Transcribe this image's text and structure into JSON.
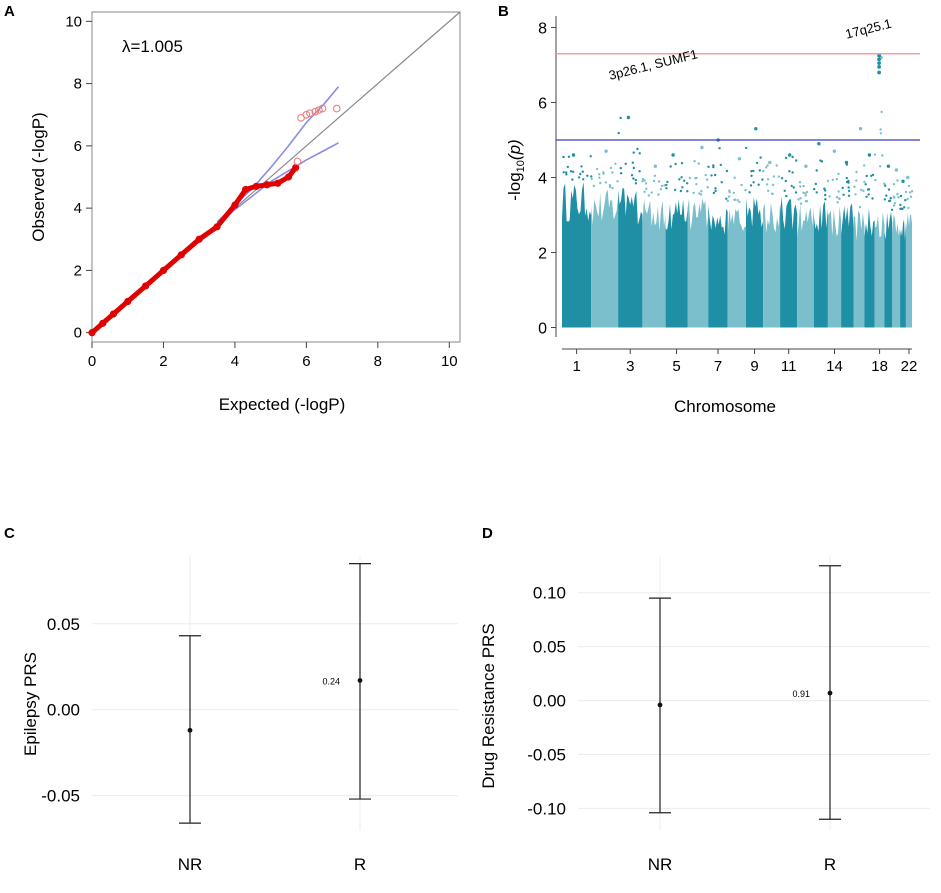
{
  "figure": {
    "panel_labels": [
      "A",
      "B",
      "C",
      "D"
    ]
  },
  "colors": {
    "qq_points": "#e00000",
    "qq_ci": "#8c8ce6",
    "identity_line": "#8a8a8a",
    "manhattan_dark": "#1f8fa6",
    "manhattan_light": "#7cbfcc",
    "genomewide_line": "#f0a0a0",
    "suggestive_line": "#3c3cc8",
    "grid": "#ececec"
  },
  "chart_data": [
    {
      "panel": "A",
      "type": "scatter",
      "title": "",
      "xlabel": "Expected (-logP)",
      "ylabel": "Observed (-logP)",
      "xlim": [
        0,
        10.3
      ],
      "ylim": [
        -0.3,
        10.3
      ],
      "xticks": [
        "0",
        "2",
        "4",
        "6",
        "8",
        "10"
      ],
      "yticks": [
        "0",
        "2",
        "4",
        "6",
        "8",
        "10"
      ],
      "annotation": "λ=1.005",
      "series": [
        {
          "name": "observed",
          "x": [
            0.0,
            0.3,
            0.6,
            1.0,
            1.5,
            2.0,
            2.5,
            3.0,
            3.5,
            4.0,
            4.3,
            4.6,
            4.9,
            5.2,
            5.5,
            5.7
          ],
          "y": [
            0.0,
            0.3,
            0.6,
            1.0,
            1.5,
            2.0,
            2.5,
            3.0,
            3.4,
            4.1,
            4.6,
            4.7,
            4.75,
            4.8,
            5.0,
            5.3
          ]
        },
        {
          "name": "outliers",
          "x": [
            5.85,
            6.0,
            6.1,
            6.25,
            6.35,
            6.45,
            6.85,
            5.75
          ],
          "y": [
            6.9,
            7.0,
            7.05,
            7.1,
            7.15,
            7.2,
            7.2,
            5.5
          ]
        },
        {
          "name": "ci_upper",
          "x": [
            3.5,
            4.0,
            4.5,
            5.0,
            5.5,
            6.0,
            6.5,
            6.9
          ],
          "y": [
            3.55,
            4.1,
            4.65,
            5.3,
            6.0,
            6.75,
            7.35,
            7.9
          ]
        },
        {
          "name": "ci_lower",
          "x": [
            3.5,
            4.0,
            4.5,
            5.0,
            5.5,
            6.0,
            6.5,
            6.9
          ],
          "y": [
            3.45,
            3.95,
            4.4,
            4.85,
            5.2,
            5.55,
            5.85,
            6.1
          ]
        }
      ]
    },
    {
      "panel": "B",
      "type": "scatter",
      "title": "",
      "xlabel": "Chromosome",
      "ylabel_main": "-log",
      "ylabel_sub": "10",
      "ylabel_tail": "(p)",
      "ylim": [
        -0.2,
        8.2
      ],
      "yticks": [
        "0",
        "2",
        "4",
        "6",
        "8"
      ],
      "chromosomes": [
        1,
        2,
        3,
        4,
        5,
        6,
        7,
        8,
        9,
        10,
        11,
        12,
        13,
        14,
        15,
        16,
        17,
        18,
        19,
        20,
        21,
        22
      ],
      "chrom_tick_labels": [
        "1",
        "3",
        "5",
        "7",
        "9",
        "11",
        "14",
        "18",
        "22"
      ],
      "chrom_tick_positions": [
        1,
        3,
        5,
        7,
        9,
        11,
        14,
        18,
        22
      ],
      "bulk_max": [
        3.9,
        3.7,
        3.8,
        3.5,
        3.6,
        3.5,
        3.4,
        3.3,
        3.5,
        3.4,
        3.5,
        3.3,
        3.4,
        3.3,
        3.4,
        3.2,
        3.3,
        3.2,
        3.1,
        3.2,
        3.0,
        3.1
      ],
      "peak": [
        4.6,
        4.7,
        5.6,
        4.3,
        4.6,
        4.8,
        5.0,
        4.5,
        5.3,
        4.4,
        4.6,
        4.3,
        4.9,
        4.7,
        4.4,
        5.3,
        4.6,
        7.2,
        4.3,
        4.2,
        3.9,
        4.0
      ],
      "genomewide_threshold": 7.3,
      "suggestive_threshold": 5.0,
      "annotations": [
        {
          "text": "3p26.1, SUMF1",
          "chrom": 3,
          "y": 6.6
        },
        {
          "text": "17q25.1",
          "chrom": 18,
          "y": 7.7
        }
      ]
    },
    {
      "panel": "C",
      "type": "errorbar",
      "title": "",
      "xlabel": "",
      "ylabel": "Epilepsy PRS",
      "categories": [
        "NR",
        "R"
      ],
      "ylim": [
        -0.07,
        0.09
      ],
      "yticks": [
        0.05,
        0.0,
        -0.05
      ],
      "ytick_labels": [
        "0.05",
        "0.00",
        "-0.05"
      ],
      "series": [
        {
          "name": "PRS",
          "values": [
            -0.012,
            0.017
          ],
          "lower": [
            -0.066,
            -0.052
          ],
          "upper": [
            0.043,
            0.085
          ]
        }
      ],
      "point_label": {
        "text": "0.24",
        "category": "R"
      }
    },
    {
      "panel": "D",
      "type": "errorbar",
      "title": "",
      "xlabel": "",
      "ylabel": "Drug Resistance PRS",
      "categories": [
        "NR",
        "R"
      ],
      "ylim": [
        -0.12,
        0.135
      ],
      "yticks": [
        0.1,
        0.05,
        0.0,
        -0.05,
        -0.1
      ],
      "ytick_labels": [
        "0.10",
        "0.05",
        "0.00",
        "-0.05",
        "-0.10"
      ],
      "series": [
        {
          "name": "PRS",
          "values": [
            -0.004,
            0.007
          ],
          "lower": [
            -0.104,
            -0.11
          ],
          "upper": [
            0.095,
            0.125
          ]
        }
      ],
      "point_label": {
        "text": "0.91",
        "category": "R"
      }
    }
  ]
}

-- -- --

How to complete this task:
Copy out every line of the data that includes the word "text".

Answer for the task:
Transcribe this image's text and structure into JSON.
          "text": "3p26.1, SUMF1",
          "text": "17q25.1",
        "text": "0.24",
        "text": "0.91",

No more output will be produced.